▸ Records for the exercise:
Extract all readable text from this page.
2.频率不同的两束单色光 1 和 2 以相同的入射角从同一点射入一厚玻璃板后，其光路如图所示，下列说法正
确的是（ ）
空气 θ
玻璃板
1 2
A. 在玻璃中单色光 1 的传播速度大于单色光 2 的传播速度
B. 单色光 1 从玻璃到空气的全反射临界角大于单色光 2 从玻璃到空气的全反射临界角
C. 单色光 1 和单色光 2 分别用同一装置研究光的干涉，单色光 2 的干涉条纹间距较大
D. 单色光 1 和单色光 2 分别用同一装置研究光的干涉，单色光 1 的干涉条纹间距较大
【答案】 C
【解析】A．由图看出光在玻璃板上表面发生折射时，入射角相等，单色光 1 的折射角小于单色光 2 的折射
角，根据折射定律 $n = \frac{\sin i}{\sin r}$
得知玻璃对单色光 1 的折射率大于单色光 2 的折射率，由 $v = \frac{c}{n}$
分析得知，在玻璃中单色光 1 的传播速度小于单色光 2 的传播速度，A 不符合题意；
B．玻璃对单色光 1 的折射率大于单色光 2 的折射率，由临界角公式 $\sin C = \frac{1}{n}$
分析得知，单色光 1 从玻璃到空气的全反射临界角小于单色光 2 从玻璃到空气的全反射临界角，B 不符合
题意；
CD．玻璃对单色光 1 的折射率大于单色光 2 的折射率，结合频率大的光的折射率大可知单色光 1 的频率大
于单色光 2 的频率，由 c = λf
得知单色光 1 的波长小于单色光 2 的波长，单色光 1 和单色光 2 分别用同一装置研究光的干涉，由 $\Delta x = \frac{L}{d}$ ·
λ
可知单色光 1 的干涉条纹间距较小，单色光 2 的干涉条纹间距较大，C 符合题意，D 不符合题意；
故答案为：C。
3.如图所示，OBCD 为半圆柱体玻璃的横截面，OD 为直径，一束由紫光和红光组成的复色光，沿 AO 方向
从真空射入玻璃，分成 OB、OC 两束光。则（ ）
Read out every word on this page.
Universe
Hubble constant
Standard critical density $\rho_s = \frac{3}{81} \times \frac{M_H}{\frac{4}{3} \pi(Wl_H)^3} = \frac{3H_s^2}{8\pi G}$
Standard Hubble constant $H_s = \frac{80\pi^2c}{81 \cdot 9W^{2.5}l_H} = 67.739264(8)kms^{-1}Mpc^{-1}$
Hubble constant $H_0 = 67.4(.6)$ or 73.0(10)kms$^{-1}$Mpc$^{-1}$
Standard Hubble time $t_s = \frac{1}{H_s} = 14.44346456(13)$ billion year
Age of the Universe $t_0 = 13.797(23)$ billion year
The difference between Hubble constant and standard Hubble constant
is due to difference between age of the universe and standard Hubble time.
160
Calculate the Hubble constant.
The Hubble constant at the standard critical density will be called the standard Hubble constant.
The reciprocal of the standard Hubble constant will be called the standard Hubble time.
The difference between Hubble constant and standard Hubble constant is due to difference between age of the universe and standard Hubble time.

▸ Description of the task:
Copy each record from above without leaving any out.

▸ Reply to the exercise:
Extract all readable text from this page.
2.频率不同的两束单色光 1 和 2 以相同的入射角从同一点射入一厚玻璃板后，其光路如图所示，下列说法正
确的是（ ）
空气 θ
玻璃板
1 2
A. 在玻璃中单色光 1 的传播速度大于单色光 2 的传播速度
B. 单色光 1 从玻璃到空气的全反射临界角大于单色光 2 从玻璃到空气的全反射临界角
C. 单色光 1 和单色光 2 分别用同一装置研究光的干涉，单色光 2 的干涉条纹间距较大
D. 单色光 1 和单色光 2 分别用同一装置研究光的干涉，单色光 1 的干涉条纹间距较大
【答案】 C
【解析】A．由图看出光在玻璃板上表面发生折射时，入射角相等，单色光 1 的折射角小于单色光 2 的折射
角，根据折射定律 $n = \frac{\sin i}{\sin r}$
得知玻璃对单色光 1 的折射率大于单色光 2 的折射率，由 $v = \frac{c}{n}$
分析得知，在玻璃中单色光 1 的传播速度小于单色光 2 的传播速度，A 不符合题意；
B．玻璃对单色光 1 的折射率大于单色光 2 的折射率，由临界角公式 $\sin C = \frac{1}{n}$
分析得知，单色光 1 从玻璃到空气的全反射临界角小于单色光 2 从玻璃到空气的全反射临界角，B 不符合
题意；
CD．玻璃对单色光 1 的折射率大于单色光 2 的折射率，结合频率大的光的折射率大可知单色光 1 的频率大
于单色光 2 的频率，由 c = λf
得知单色光 1 的波长小于单色光 2 的波长，单色光 1 和单色光 2 分别用同一装置研究光的干涉，由 $\Delta x = \frac{L}{d}$ ·
λ
可知单色光 1 的干涉条纹间距较小，单色光 2 的干涉条纹间距较大，C 符合题意，D 不符合题意；
故答案为：C。
3.如图所示，OBCD 为半圆柱体玻璃的横截面，OD 为直径，一束由紫光和红光组成的复色光，沿 AO 方向
从真空射入玻璃，分成 OB、OC 两束光。则（ ）
Read out every word on this page.
Universe
Hubble constant
Standard critical density $\rho_s = \frac{3}{81} \times \frac{M_H}{\frac{4}{3} \pi(Wl_H)^3} = \frac{3H_s^2}{8\pi G}$
Standard Hubble constant $H_s = \frac{80\pi^2c}{81 \cdot 9W^{2.5}l_H} = 67.739264(8)kms^{-1}Mpc^{-1}$
Hubble constant $H_0 = 67.4(.6)$ or 73.0(10)kms$^{-1}$Mpc$^{-1}$
Standard Hubble time $t_s = \frac{1}{H_s} = 14.44346456(13)$ billion year
Age of the Universe $t_0 = 13.797(23)$ billion year
The difference between Hubble constant and standard Hubble constant
is due to difference between age of the universe and standard Hubble time.
160
Calculate the Hubble constant.
The Hubble constant at the standard critical density will be called the standard Hubble constant.
The reciprocal of the standard Hubble constant will be called the standard Hubble time.
The difference between Hubble constant and standard Hubble constant is due to difference between age of the universe and standard Hubble time.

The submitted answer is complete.